■ Material provided ■
__________
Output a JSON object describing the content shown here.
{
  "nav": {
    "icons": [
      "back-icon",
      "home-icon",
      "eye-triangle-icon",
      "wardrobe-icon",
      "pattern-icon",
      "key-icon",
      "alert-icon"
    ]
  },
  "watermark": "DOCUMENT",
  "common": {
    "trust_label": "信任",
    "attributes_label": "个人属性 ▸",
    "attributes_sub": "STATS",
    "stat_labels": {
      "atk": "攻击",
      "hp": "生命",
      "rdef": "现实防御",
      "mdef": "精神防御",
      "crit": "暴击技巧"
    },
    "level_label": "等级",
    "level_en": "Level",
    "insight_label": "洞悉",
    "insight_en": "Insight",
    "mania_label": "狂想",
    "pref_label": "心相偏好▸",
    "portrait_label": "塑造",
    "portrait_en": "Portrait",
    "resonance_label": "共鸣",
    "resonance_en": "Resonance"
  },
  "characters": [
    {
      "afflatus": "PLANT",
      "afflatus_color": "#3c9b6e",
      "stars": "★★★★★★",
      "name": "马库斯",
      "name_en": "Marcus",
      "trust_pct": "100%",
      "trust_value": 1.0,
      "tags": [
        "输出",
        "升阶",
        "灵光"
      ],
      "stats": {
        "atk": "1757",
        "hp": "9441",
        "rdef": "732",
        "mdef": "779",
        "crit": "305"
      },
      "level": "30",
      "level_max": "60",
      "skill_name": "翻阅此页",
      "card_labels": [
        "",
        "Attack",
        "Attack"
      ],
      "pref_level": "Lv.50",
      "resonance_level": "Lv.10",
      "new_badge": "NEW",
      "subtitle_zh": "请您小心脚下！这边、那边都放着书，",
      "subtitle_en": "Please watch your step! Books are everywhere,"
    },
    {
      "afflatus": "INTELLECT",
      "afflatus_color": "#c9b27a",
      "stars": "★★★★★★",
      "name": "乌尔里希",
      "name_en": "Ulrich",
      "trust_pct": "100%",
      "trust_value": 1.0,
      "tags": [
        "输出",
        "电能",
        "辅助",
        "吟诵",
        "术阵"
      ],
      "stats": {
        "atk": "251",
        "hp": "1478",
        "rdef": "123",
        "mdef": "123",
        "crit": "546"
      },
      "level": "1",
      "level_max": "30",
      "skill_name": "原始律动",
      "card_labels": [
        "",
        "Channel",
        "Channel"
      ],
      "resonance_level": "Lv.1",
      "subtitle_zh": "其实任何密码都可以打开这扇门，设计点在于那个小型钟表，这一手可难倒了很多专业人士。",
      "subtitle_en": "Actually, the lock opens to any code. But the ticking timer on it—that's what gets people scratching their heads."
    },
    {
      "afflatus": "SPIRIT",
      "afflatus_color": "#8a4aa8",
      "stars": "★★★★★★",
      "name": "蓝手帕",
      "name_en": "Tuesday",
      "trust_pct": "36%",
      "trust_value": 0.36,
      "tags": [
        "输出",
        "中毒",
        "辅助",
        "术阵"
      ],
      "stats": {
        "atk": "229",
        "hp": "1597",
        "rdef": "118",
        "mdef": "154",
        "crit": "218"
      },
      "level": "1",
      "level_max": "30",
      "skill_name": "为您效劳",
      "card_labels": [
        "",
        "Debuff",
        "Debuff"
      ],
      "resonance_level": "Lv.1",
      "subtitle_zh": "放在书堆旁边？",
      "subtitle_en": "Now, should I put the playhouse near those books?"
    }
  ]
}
__________
■ Instructions to follow ■
Output the listing above exactly as it appears.

■ Final result ■
Output a JSON object describing the content shown here.
{
  "nav": {
    "icons": [
      "back-icon",
      "home-icon",
      "eye-triangle-icon",
      "wardrobe-icon",
      "pattern-icon",
      "key-icon",
      "alert-icon"
    ]
  },
  "watermark": "DOCUMENT",
  "common": {
    "trust_label": "信任",
    "attributes_label": "个人属性 ▸",
    "attributes_sub": "STATS",
    "stat_labels": {
      "atk": "攻击",
      "hp": "生命",
      "rdef": "现实防御",
      "mdef": "精神防御",
      "crit": "暴击技巧"
    },
    "level_label": "等级",
    "level_en": "Level",
    "insight_label": "洞悉",
    "insight_en": "Insight",
    "mania_label": "狂想",
    "pref_label": "心相偏好▸",
    "portrait_label": "塑造",
    "portrait_en": "Portrait",
    "resonance_label": "共鸣",
    "resonance_en": "Resonance"
  },
  "characters": [
    {
      "afflatus": "PLANT",
      "afflatus_color": "#3c9b6e",
      "stars": "★★★★★★",
      "name": "马库斯",
      "name_en": "Marcus",
      "trust_pct": "100%",
      "trust_value": 1.0,
      "tags": [
        "输出",
        "升阶",
        "灵光"
      ],
      "stats": {
        "atk": "1757",
        "hp": "9441",
        "rdef": "732",
        "mdef": "779",
        "crit": "305"
      },
      "level": "30",
      "level_max": "60",
      "skill_name": "翻阅此页",
      "card_labels": [
        "",
        "Attack",
        "Attack"
      ],
      "pref_level": "Lv.50",
      "resonance_level": "Lv.10",
      "new_badge": "NEW",
      "subtitle_zh": "请您小心脚下！这边、那边都放着书，",
      "subtitle_en": "Please watch your step! Books are everywhere,"
    },
    {
      "afflatus": "INTELLECT",
      "afflatus_color": "#c9b27a",
      "stars": "★★★★★★",
      "name": "乌尔里希",
      "name_en": "Ulrich",
      "trust_pct": "100%",
      "trust_value": 1.0,
      "tags": [
        "输出",
        "电能",
        "辅助",
        "吟诵",
        "术阵"
      ],
      "stats": {
        "atk": "251",
        "hp": "1478",
        "rdef": "123",
        "mdef": "123",
        "crit": "546"
      },
      "level": "1",
      "level_max": "30",
      "skill_name": "原始律动",
      "card_labels": [
        "",
        "Channel",
        "Channel"
      ],
      "resonance_level": "Lv.1",
      "subtitle_zh": "其实任何密码都可以打开这扇门，设计点在于那个小型钟表，这一手可难倒了很多专业人士。",
      "subtitle_en": "Actually, the lock opens to any code. But the ticking timer on it—that's what gets people scratching their heads."
    },
    {
      "afflatus": "SPIRIT",
      "afflatus_color": "#8a4aa8",
      "stars": "★★★★★★",
      "name": "蓝手帕",
      "name_en": "Tuesday",
      "trust_pct": "36%",
      "trust_value": 0.36,
      "tags": [
        "输出",
        "中毒",
        "辅助",
        "术阵"
      ],
      "stats": {
        "atk": "229",
        "hp": "1597",
        "rdef": "118",
        "mdef": "154",
        "crit": "218"
      },
      "level": "1",
      "level_max": "30",
      "skill_name": "为您效劳",
      "card_labels": [
        "",
        "Debuff",
        "Debuff"
      ],
      "resonance_level": "Lv.1",
      "subtitle_zh": "放在书堆旁边？",
      "subtitle_en": "Now, should I put the playhouse near those books?"
    }
  ]
}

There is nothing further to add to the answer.